→ **WHAT THE TASK REQUIRES**
For this exercise, copy out each line of the material below that includes "allumage".

→ **DATA FOR THIS EXERCISE**

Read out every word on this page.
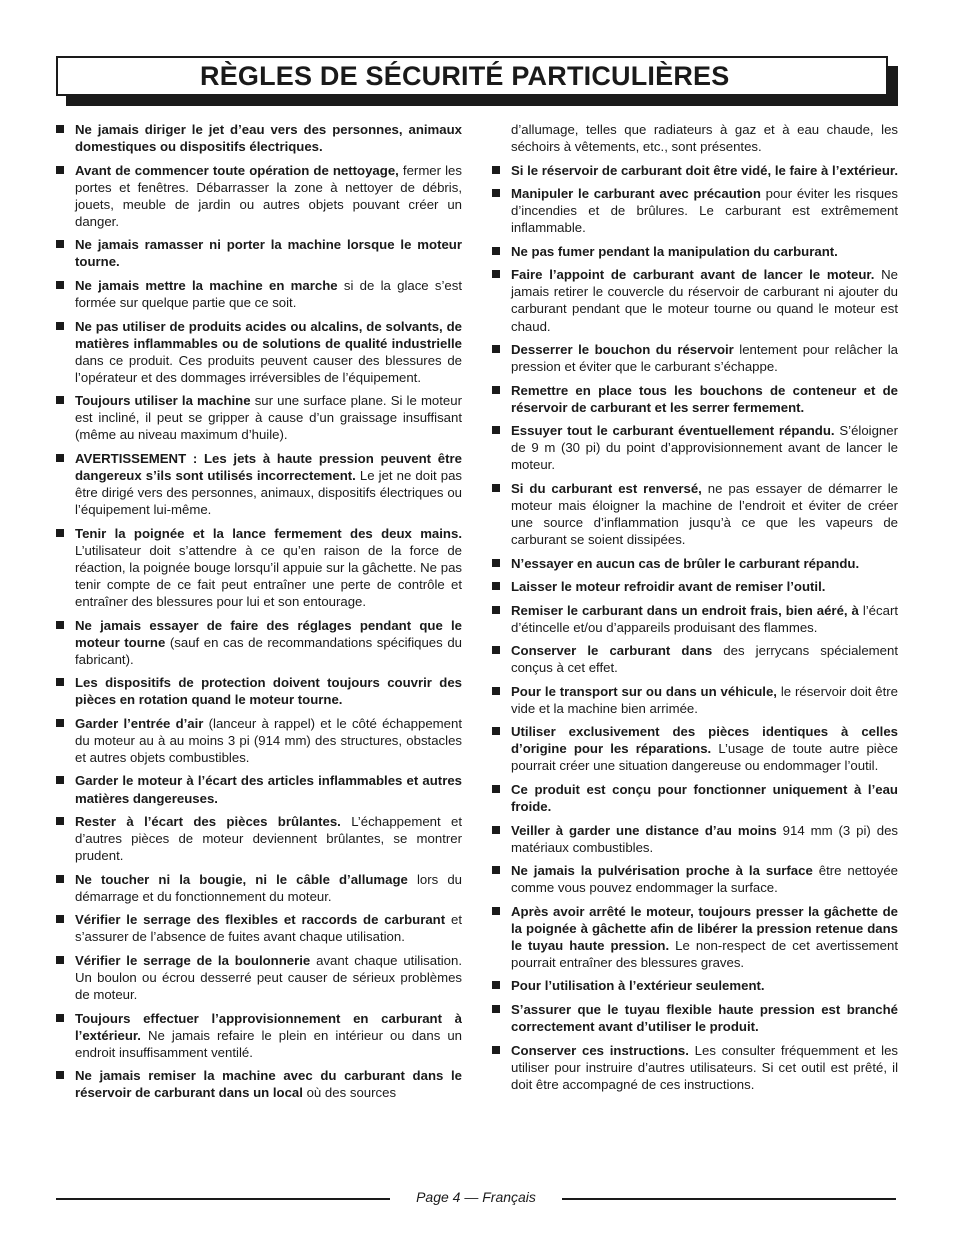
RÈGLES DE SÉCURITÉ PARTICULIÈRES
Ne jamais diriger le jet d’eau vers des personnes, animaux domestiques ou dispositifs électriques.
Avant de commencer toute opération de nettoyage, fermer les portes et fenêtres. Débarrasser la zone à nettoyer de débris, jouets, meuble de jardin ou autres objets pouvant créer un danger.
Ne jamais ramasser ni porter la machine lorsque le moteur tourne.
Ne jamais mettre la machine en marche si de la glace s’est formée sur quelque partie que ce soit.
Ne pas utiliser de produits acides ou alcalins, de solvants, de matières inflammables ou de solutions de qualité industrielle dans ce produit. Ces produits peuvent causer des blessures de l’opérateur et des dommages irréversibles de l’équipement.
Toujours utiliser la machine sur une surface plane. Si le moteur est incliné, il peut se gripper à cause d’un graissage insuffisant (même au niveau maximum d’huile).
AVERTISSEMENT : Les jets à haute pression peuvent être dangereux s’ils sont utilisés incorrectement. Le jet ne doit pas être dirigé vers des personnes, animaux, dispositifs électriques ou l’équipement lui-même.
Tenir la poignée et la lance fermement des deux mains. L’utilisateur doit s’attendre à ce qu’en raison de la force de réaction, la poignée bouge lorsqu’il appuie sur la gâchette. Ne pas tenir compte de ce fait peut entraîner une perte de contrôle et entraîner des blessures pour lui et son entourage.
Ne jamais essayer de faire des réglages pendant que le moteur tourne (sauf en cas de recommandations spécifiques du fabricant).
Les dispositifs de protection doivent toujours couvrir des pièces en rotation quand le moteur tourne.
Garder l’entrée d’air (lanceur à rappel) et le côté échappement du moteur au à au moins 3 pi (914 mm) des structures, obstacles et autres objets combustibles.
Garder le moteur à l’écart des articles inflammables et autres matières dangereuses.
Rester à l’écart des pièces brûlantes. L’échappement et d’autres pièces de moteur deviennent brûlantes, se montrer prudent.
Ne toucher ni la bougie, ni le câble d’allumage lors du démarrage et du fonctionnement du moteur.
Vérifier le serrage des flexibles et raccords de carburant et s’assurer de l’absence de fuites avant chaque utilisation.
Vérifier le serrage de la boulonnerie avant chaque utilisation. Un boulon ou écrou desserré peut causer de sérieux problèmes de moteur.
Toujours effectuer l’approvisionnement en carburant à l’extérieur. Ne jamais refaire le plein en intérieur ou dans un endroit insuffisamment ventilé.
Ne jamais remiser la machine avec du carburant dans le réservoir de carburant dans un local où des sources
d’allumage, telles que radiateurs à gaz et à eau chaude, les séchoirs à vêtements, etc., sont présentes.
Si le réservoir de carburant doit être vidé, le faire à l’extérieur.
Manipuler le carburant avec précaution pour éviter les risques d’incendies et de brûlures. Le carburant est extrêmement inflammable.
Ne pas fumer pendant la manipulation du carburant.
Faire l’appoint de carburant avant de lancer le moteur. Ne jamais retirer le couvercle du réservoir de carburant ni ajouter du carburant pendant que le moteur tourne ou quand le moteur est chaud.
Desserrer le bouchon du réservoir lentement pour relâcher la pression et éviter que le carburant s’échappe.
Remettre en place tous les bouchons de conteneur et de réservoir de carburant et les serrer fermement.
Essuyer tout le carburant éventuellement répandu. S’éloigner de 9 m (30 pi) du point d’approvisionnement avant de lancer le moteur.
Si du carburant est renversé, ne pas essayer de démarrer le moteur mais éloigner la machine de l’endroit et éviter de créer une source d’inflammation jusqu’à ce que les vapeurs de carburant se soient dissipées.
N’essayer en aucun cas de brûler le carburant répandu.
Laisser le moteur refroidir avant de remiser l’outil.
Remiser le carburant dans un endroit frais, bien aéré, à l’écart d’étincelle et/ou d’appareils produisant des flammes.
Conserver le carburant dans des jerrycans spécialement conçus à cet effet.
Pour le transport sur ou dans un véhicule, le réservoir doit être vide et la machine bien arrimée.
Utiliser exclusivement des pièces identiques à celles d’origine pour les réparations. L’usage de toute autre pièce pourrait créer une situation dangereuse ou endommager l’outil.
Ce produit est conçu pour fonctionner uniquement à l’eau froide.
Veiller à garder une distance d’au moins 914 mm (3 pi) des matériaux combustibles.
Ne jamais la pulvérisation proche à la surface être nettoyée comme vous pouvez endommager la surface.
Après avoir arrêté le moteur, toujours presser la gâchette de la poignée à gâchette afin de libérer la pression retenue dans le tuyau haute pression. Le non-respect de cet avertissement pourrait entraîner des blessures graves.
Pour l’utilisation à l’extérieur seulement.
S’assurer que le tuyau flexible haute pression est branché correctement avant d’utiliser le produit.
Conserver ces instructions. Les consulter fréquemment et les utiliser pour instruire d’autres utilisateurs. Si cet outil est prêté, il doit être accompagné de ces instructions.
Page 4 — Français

→ **THE ANSWER**
Ne toucher ni la bougie, ni le câble d’allumage lors du démarrage et du fonctionnement du moteur.
d’allumage, telles que radiateurs à gaz et à eau chaude, les séchoirs à vêtements, etc., sont présentes.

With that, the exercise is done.